Material for the task:
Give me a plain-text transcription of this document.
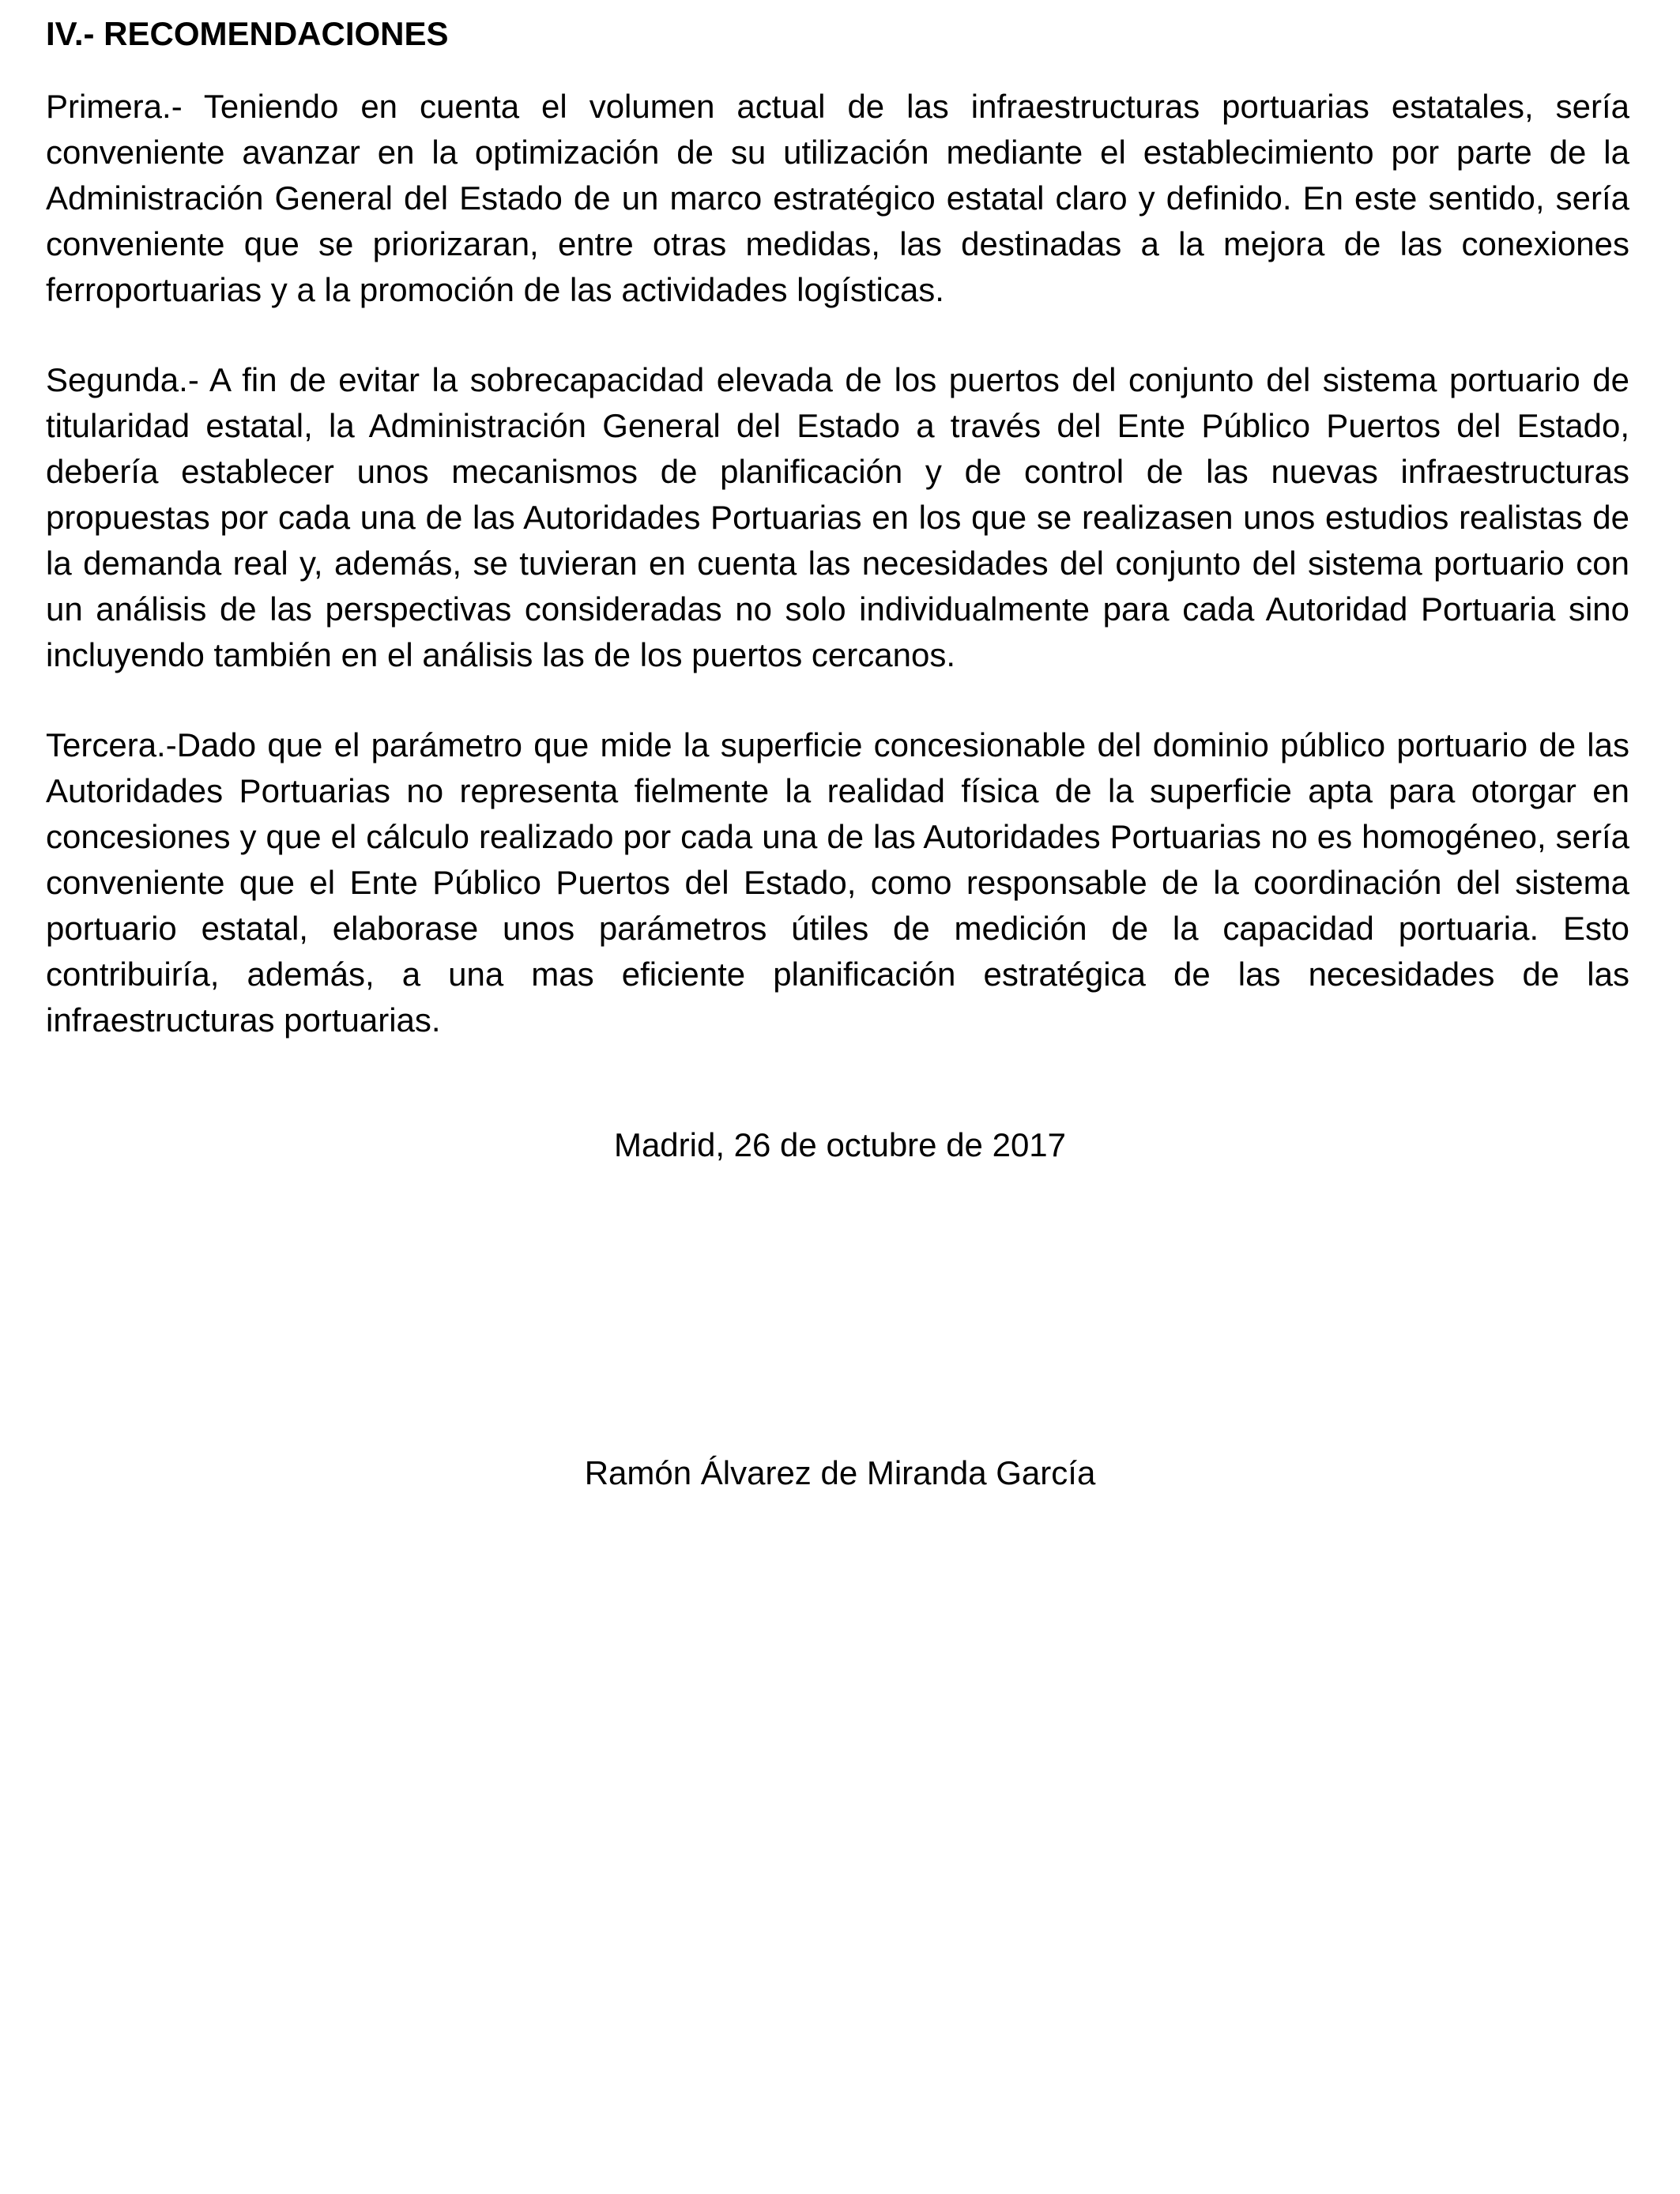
IV.- RECOMENDACIONES

Primera.- Teniendo en cuenta el volumen actual de las infraestructuras portuarias estatales, sería conveniente avanzar en la optimización de su utilización mediante el establecimiento por parte de la Administración General del Estado de un marco estratégico estatal claro y definido. En este sentido, sería conveniente que se priorizaran, entre otras medidas, las destinadas a la mejora de las conexiones ferroportuarias y a la promoción de las actividades logísticas.

Segunda.- A fin de evitar la sobrecapacidad elevada de los puertos del conjunto del sistema portuario de titularidad estatal, la Administración General del Estado a través del Ente Público Puertos del Estado, debería establecer unos mecanismos de planificación y de control de las nuevas infraestructuras propuestas por cada una de las Autoridades Portuarias en los que se realizasen unos estudios realistas de la demanda real y, además, se tuvieran en cuenta las necesidades del conjunto del sistema portuario con un análisis de las perspectivas consideradas no solo individualmente para cada Autoridad Portuaria sino incluyendo también en el análisis las de los puertos cercanos.

Tercera.-Dado que el parámetro que mide la superficie concesionable del dominio público portuario de las Autoridades Portuarias no representa fielmente la realidad física de la superficie apta para otorgar en concesiones y que el cálculo realizado por cada una de las Autoridades Portuarias no es homogéneo, sería conveniente que el Ente Público Puertos del Estado, como responsable de la coordinación del sistema portuario estatal, elaborase unos parámetros útiles de medición de la capacidad portuaria. Esto contribuiría, además, a una mas eficiente planificación estratégica de las necesidades de las infraestructuras portuarias.

Madrid, 26 de octubre de 2017
Ramón Álvarez de Miranda García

Work to complete: Look through the material above and pick out each line holding the word "sistema".

Solution to this exercise:
Segunda.- A fin de evitar la sobrecapacidad elevada de los puertos del conjunto del sistema portuario de titularidad estatal, la Administración General del Estado a través del Ente Público Puertos del Estado, debería establecer unos mecanismos de planificación y de control de las nuevas infraestructuras propuestas por cada una de las Autoridades Portuarias en los que se realizasen unos estudios realistas de la demanda real y, además, se tuvieran en cuenta las necesidades del conjunto del sistema portuario con un análisis de las perspectivas consideradas no solo individualmente para cada Autoridad Portuaria sino incluyendo también en el análisis las de los puertos cercanos.
Tercera.-Dado que el parámetro que mide la superficie concesionable del dominio público portuario de las Autoridades Portuarias no representa fielmente la realidad física de la superficie apta para otorgar en concesiones y que el cálculo realizado por cada una de las Autoridades Portuarias no es homogéneo, sería conveniente que el Ente Público Puertos del Estado, como responsable de la coordinación del sistema portuario estatal, elaborase unos parámetros útiles de medición de la capacidad portuaria. Esto contribuiría, además, a una mas eficiente planificación estratégica de las necesidades de las infraestructuras portuarias.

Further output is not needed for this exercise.